EXERCISE DETAILS
Records follow. Copy every line with "内兴普小".

★ ★ ★

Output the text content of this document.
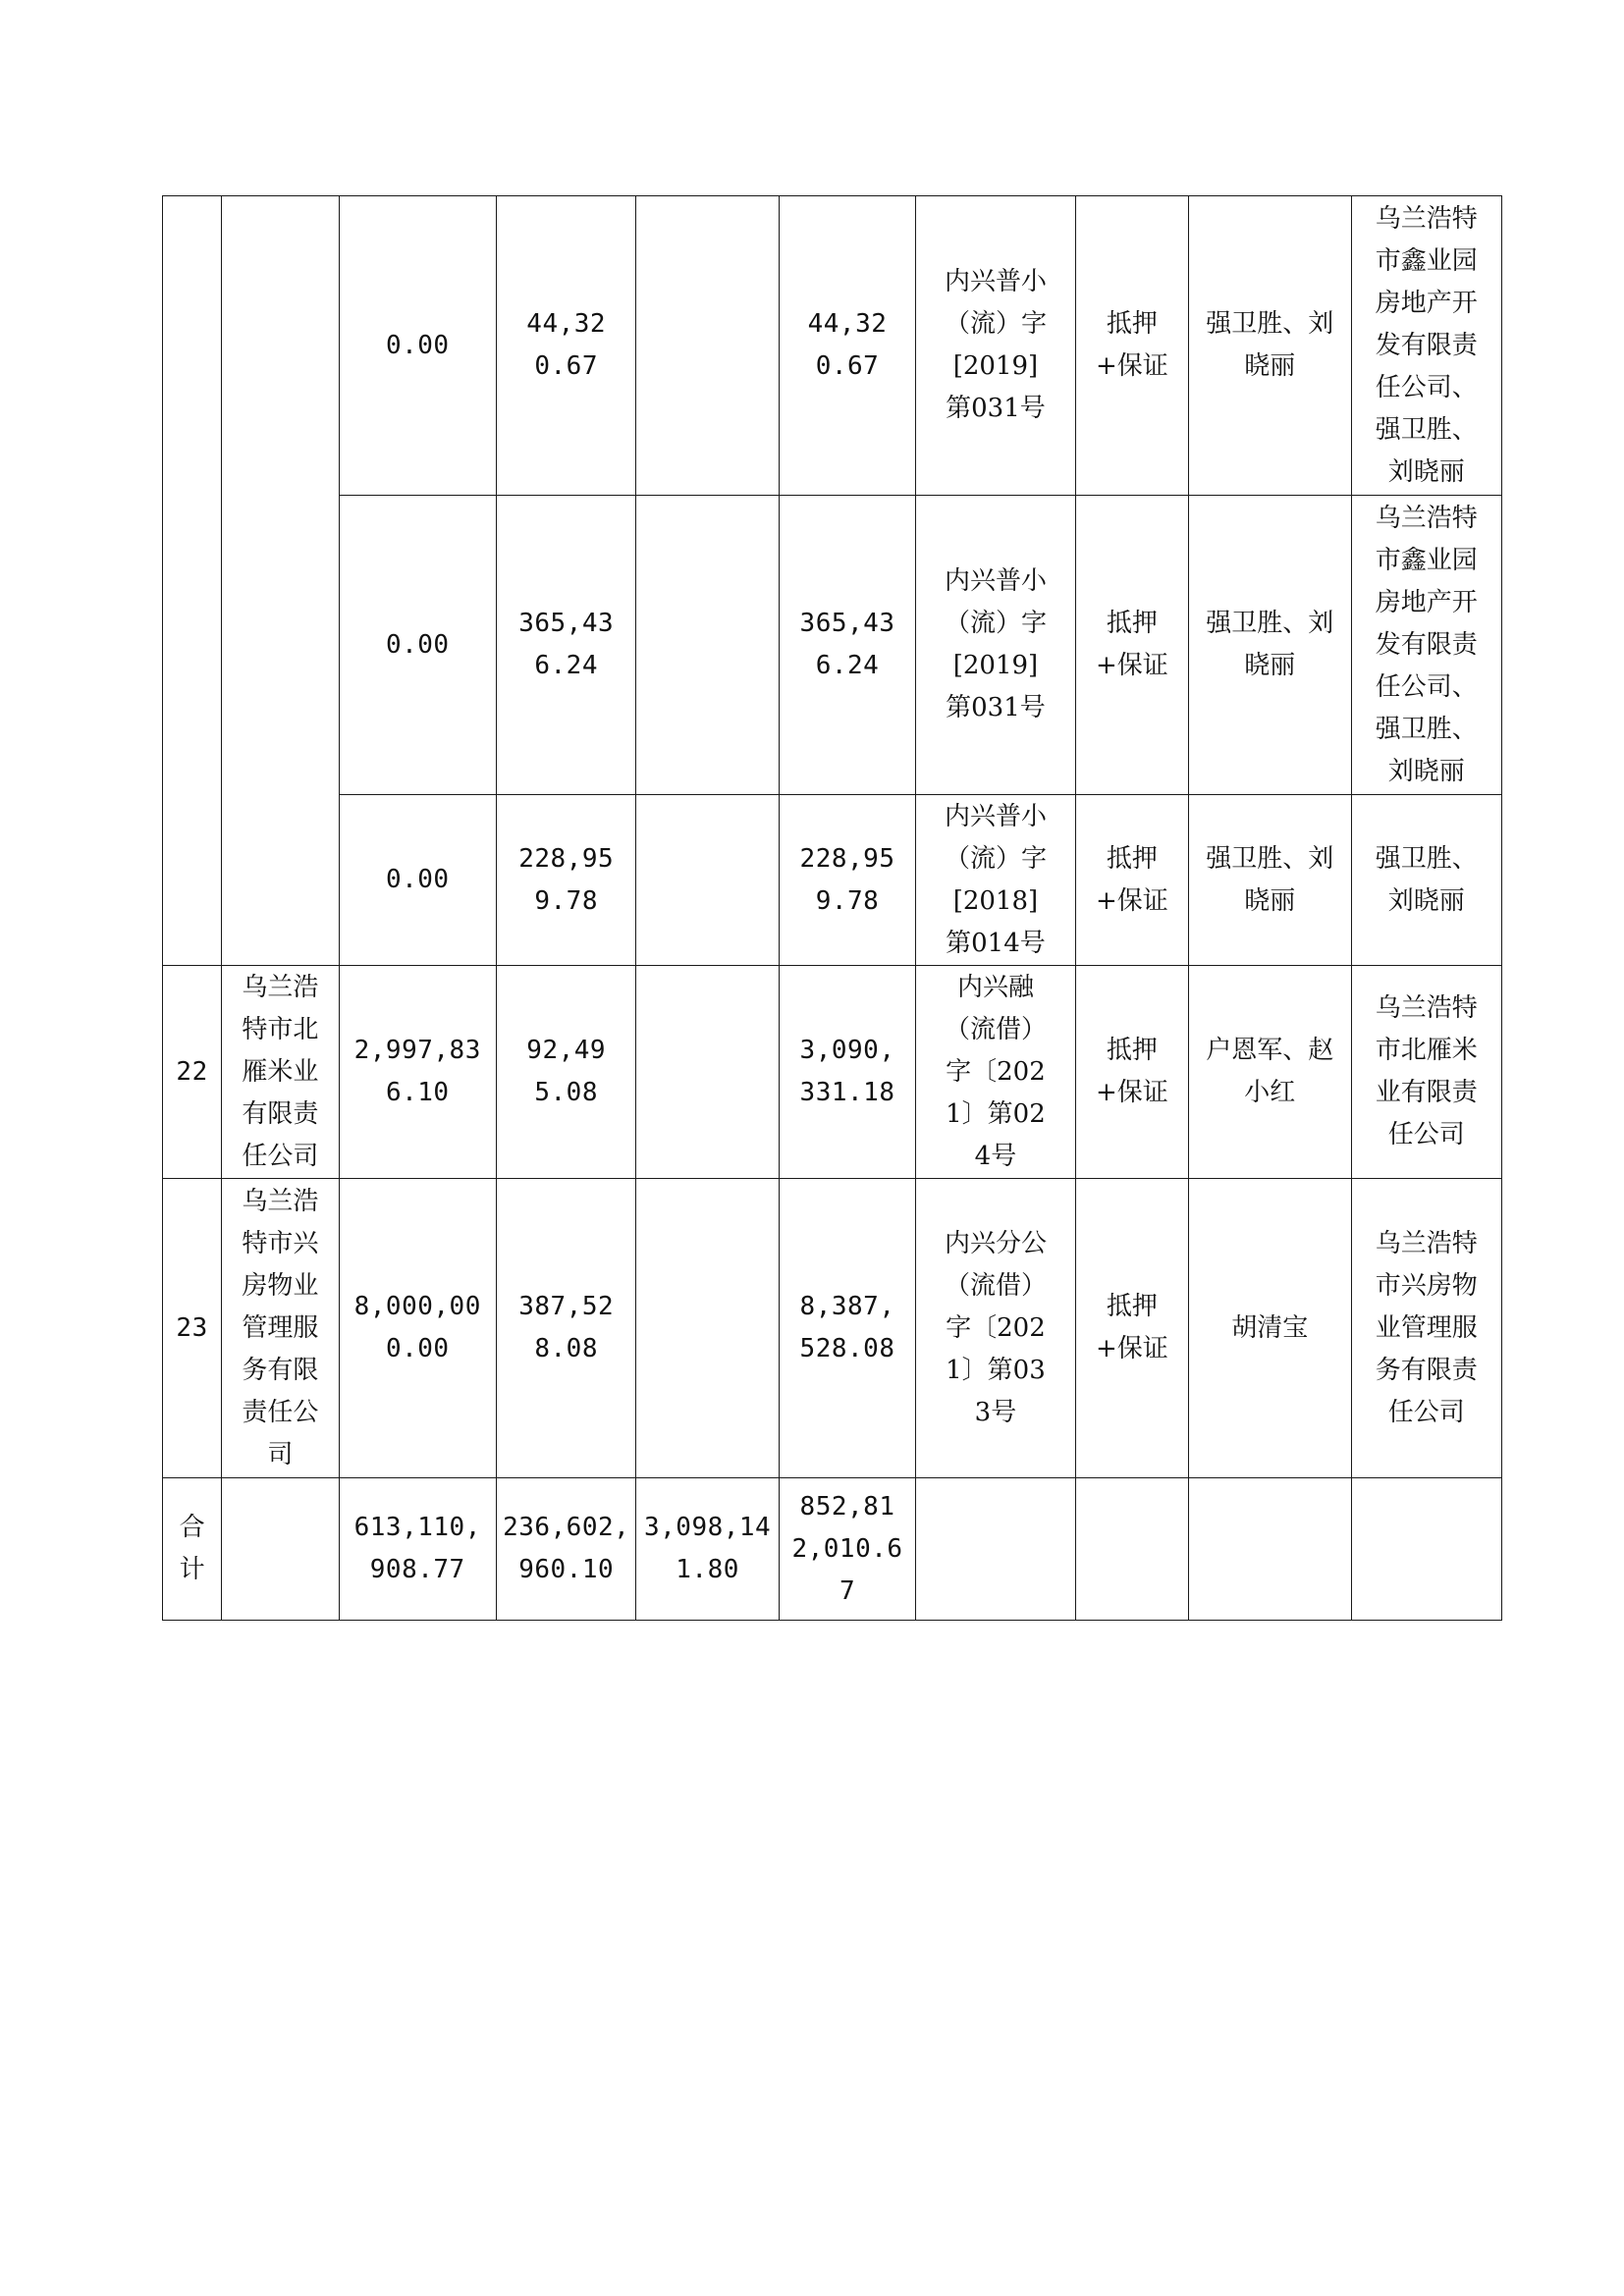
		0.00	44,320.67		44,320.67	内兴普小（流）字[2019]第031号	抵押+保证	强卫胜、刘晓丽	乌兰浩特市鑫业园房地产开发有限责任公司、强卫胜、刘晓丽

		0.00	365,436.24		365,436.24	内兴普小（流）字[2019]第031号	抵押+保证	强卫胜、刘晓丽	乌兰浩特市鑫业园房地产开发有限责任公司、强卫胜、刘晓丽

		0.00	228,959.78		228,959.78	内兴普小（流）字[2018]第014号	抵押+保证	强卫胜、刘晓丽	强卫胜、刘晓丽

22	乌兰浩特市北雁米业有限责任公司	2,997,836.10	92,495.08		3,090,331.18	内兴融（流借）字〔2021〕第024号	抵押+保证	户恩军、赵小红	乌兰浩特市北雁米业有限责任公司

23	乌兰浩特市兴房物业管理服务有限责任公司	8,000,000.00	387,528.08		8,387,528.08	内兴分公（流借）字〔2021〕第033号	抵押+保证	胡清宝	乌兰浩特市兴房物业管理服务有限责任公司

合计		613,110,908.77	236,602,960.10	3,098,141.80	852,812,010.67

★ ★ ★

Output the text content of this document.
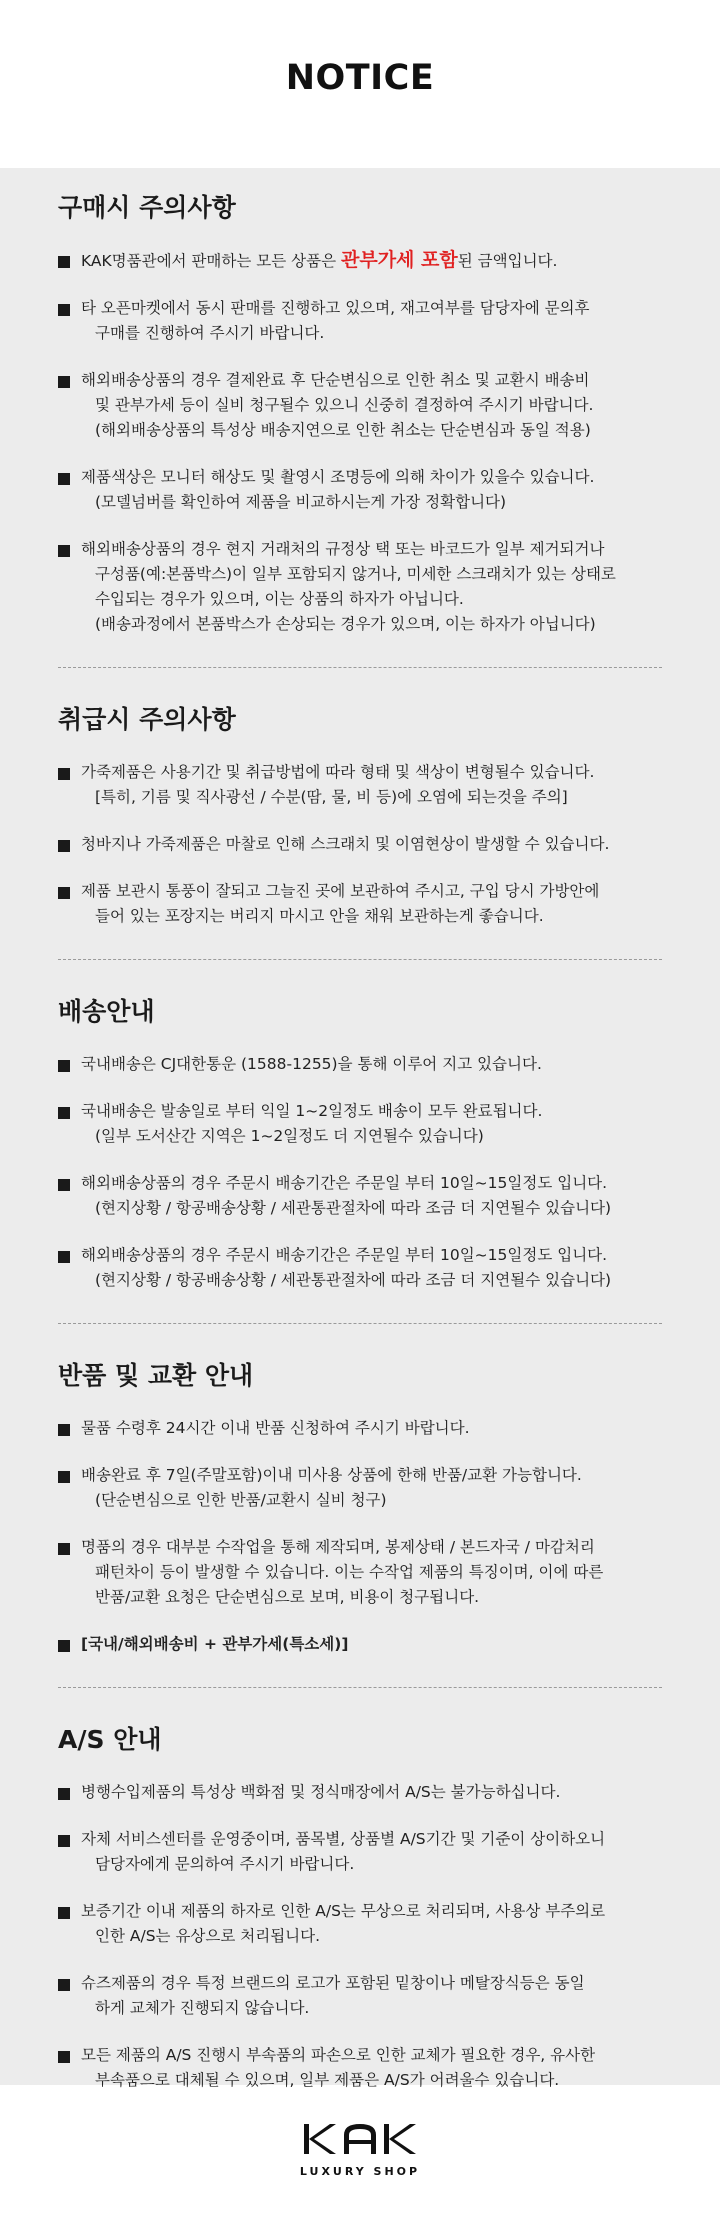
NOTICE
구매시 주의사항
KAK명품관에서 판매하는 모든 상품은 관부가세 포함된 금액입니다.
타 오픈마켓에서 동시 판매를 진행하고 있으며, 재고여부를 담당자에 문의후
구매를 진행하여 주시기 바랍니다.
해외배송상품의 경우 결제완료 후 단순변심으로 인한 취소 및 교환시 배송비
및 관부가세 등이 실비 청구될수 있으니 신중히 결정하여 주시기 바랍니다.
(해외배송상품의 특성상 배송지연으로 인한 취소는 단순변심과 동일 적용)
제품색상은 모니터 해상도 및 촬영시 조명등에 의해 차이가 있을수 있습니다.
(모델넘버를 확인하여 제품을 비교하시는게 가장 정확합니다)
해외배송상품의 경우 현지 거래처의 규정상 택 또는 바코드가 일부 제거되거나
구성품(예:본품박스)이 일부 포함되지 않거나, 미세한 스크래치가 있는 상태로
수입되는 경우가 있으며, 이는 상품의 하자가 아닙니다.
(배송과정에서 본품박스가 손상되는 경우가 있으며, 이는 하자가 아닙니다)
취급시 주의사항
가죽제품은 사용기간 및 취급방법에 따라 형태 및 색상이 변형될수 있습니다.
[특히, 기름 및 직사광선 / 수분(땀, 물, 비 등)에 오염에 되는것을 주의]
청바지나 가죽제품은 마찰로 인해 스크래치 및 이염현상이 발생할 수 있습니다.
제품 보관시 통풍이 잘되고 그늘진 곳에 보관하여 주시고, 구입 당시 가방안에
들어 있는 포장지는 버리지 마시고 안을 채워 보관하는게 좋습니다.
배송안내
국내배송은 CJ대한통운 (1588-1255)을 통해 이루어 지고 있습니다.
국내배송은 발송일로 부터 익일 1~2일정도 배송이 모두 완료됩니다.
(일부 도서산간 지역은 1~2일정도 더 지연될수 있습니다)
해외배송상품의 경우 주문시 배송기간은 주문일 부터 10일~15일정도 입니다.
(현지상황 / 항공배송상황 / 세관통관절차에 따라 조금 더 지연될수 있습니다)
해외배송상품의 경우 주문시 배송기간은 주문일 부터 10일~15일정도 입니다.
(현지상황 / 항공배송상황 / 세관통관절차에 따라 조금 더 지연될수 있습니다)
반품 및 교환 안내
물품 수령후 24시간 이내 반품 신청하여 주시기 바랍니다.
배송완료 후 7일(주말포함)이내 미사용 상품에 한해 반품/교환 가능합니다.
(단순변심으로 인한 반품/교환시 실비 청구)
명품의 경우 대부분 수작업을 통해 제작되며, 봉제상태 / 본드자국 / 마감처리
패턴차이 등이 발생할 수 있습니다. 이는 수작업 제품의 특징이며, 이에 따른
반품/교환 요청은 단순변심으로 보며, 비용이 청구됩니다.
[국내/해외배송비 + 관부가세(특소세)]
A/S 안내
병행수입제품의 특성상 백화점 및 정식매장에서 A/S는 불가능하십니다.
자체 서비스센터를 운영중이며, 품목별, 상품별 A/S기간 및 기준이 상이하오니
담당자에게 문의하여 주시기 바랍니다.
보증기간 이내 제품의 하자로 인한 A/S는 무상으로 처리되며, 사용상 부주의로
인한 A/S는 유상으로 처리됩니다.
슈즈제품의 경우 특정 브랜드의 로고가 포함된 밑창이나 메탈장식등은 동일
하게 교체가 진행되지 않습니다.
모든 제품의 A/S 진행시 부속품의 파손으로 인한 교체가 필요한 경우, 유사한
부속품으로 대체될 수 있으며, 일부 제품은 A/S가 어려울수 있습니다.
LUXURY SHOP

★ ★ ★

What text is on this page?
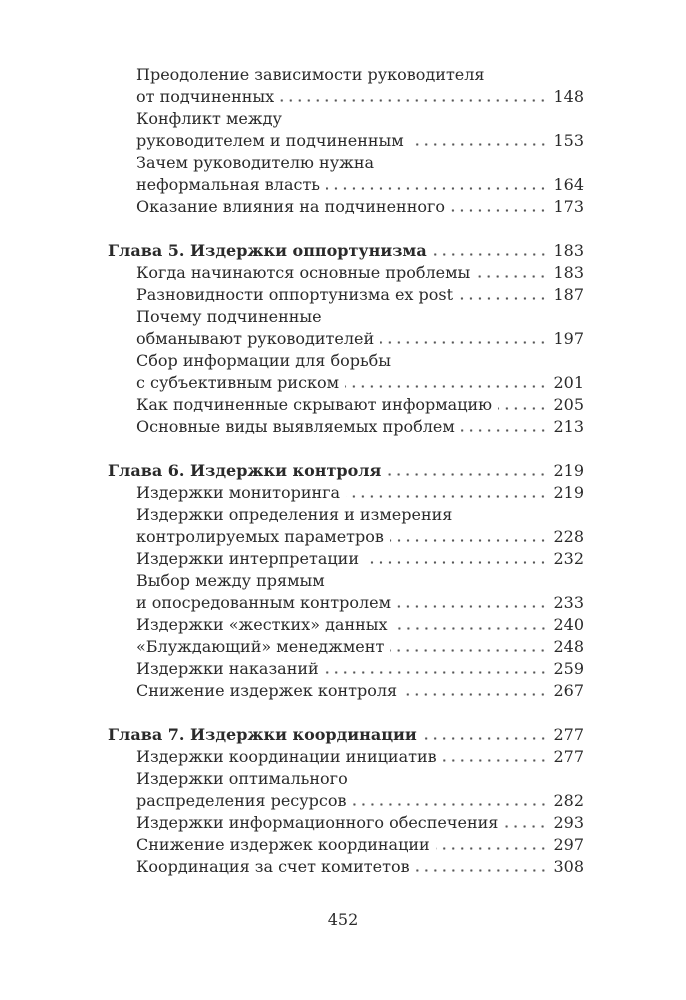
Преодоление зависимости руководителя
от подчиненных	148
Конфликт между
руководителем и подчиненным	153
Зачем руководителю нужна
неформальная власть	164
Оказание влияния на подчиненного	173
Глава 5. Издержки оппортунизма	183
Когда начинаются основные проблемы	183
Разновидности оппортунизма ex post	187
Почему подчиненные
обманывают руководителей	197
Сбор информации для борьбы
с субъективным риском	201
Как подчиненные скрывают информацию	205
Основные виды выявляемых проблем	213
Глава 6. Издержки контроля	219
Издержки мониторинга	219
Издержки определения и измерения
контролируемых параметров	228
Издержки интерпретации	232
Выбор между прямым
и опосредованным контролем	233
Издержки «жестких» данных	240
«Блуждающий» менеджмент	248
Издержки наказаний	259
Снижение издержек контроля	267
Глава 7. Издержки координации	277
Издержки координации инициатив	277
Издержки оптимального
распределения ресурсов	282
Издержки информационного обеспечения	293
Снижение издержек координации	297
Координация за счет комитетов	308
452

★ ★ ★

ANSWER FOR THIS EXERCISE
		0.00	44,320.67		44,320.67	内兴普小（流）字[2019]第031号	抵押+保证	强卫胜、刘晓丽	乌兰浩特市鑫业园房地产开发有限责任公司、强卫胜、刘晓丽
		0.00	365,436.24		365,436.24	内兴普小（流）字[2019]第031号	抵押+保证	强卫胜、刘晓丽	乌兰浩特市鑫业园房地产开发有限责任公司、强卫胜、刘晓丽
		0.00	228,959.78		228,959.78	内兴普小（流）字[2018]第014号	抵押+保证	强卫胜、刘晓丽	强卫胜、刘晓丽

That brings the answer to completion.